**WHAT THE TASK ASKS:** Reproduce each record exactly.
>> BEGIN LISTED RECORDS
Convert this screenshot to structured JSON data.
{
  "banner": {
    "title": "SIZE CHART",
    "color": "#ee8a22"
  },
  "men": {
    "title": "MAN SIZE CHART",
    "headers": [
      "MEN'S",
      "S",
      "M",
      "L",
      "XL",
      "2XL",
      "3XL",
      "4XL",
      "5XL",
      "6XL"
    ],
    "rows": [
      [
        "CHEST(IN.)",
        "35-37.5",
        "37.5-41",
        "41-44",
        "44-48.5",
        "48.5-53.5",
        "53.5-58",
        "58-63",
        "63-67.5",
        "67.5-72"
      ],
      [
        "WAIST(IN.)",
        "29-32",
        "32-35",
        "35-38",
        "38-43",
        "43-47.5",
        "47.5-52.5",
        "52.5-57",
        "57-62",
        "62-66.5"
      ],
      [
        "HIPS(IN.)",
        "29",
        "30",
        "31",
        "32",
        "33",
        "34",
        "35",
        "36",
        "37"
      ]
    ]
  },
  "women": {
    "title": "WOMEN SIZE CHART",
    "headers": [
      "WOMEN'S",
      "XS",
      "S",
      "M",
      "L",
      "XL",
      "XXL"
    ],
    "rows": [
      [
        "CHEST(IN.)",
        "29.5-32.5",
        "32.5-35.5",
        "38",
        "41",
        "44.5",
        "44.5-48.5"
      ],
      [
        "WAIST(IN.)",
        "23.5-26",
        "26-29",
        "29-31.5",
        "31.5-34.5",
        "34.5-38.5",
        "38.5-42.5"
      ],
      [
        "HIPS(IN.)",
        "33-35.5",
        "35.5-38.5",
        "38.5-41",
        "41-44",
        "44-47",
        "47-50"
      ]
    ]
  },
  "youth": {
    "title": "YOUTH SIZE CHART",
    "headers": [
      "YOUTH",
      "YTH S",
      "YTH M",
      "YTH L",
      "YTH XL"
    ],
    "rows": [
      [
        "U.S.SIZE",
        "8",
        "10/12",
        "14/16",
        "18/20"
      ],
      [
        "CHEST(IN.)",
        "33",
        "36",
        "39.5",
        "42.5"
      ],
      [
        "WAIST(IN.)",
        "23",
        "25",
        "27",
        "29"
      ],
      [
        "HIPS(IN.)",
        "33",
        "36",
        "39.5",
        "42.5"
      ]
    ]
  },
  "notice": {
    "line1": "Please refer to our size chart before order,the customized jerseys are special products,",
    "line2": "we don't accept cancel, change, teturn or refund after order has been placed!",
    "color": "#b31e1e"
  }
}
>> END LISTED RECORDS
**FULL OUTPUT:**
Convert this screenshot to structured JSON data.
{
  "banner": {
    "title": "SIZE CHART",
    "color": "#ee8a22"
  },
  "men": {
    "title": "MAN SIZE CHART",
    "headers": [
      "MEN'S",
      "S",
      "M",
      "L",
      "XL",
      "2XL",
      "3XL",
      "4XL",
      "5XL",
      "6XL"
    ],
    "rows": [
      [
        "CHEST(IN.)",
        "35-37.5",
        "37.5-41",
        "41-44",
        "44-48.5",
        "48.5-53.5",
        "53.5-58",
        "58-63",
        "63-67.5",
        "67.5-72"
      ],
      [
        "WAIST(IN.)",
        "29-32",
        "32-35",
        "35-38",
        "38-43",
        "43-47.5",
        "47.5-52.5",
        "52.5-57",
        "57-62",
        "62-66.5"
      ],
      [
        "HIPS(IN.)",
        "29",
        "30",
        "31",
        "32",
        "33",
        "34",
        "35",
        "36",
        "37"
      ]
    ]
  },
  "women": {
    "title": "WOMEN SIZE CHART",
    "headers": [
      "WOMEN'S",
      "XS",
      "S",
      "M",
      "L",
      "XL",
      "XXL"
    ],
    "rows": [
      [
        "CHEST(IN.)",
        "29.5-32.5",
        "32.5-35.5",
        "38",
        "41",
        "44.5",
        "44.5-48.5"
      ],
      [
        "WAIST(IN.)",
        "23.5-26",
        "26-29",
        "29-31.5",
        "31.5-34.5",
        "34.5-38.5",
        "38.5-42.5"
      ],
      [
        "HIPS(IN.)",
        "33-35.5",
        "35.5-38.5",
        "38.5-41",
        "41-44",
        "44-47",
        "47-50"
      ]
    ]
  },
  "youth": {
    "title": "YOUTH SIZE CHART",
    "headers": [
      "YOUTH",
      "YTH S",
      "YTH M",
      "YTH L",
      "YTH XL"
    ],
    "rows": [
      [
        "U.S.SIZE",
        "8",
        "10/12",
        "14/16",
        "18/20"
      ],
      [
        "CHEST(IN.)",
        "33",
        "36",
        "39.5",
        "42.5"
      ],
      [
        "WAIST(IN.)",
        "23",
        "25",
        "27",
        "29"
      ],
      [
        "HIPS(IN.)",
        "33",
        "36",
        "39.5",
        "42.5"
      ]
    ]
  },
  "notice": {
    "line1": "Please refer to our size chart before order,the customized jerseys are special products,",
    "line2": "we don't accept cancel, change, teturn or refund after order has been placed!",
    "color": "#b31e1e"
  }
}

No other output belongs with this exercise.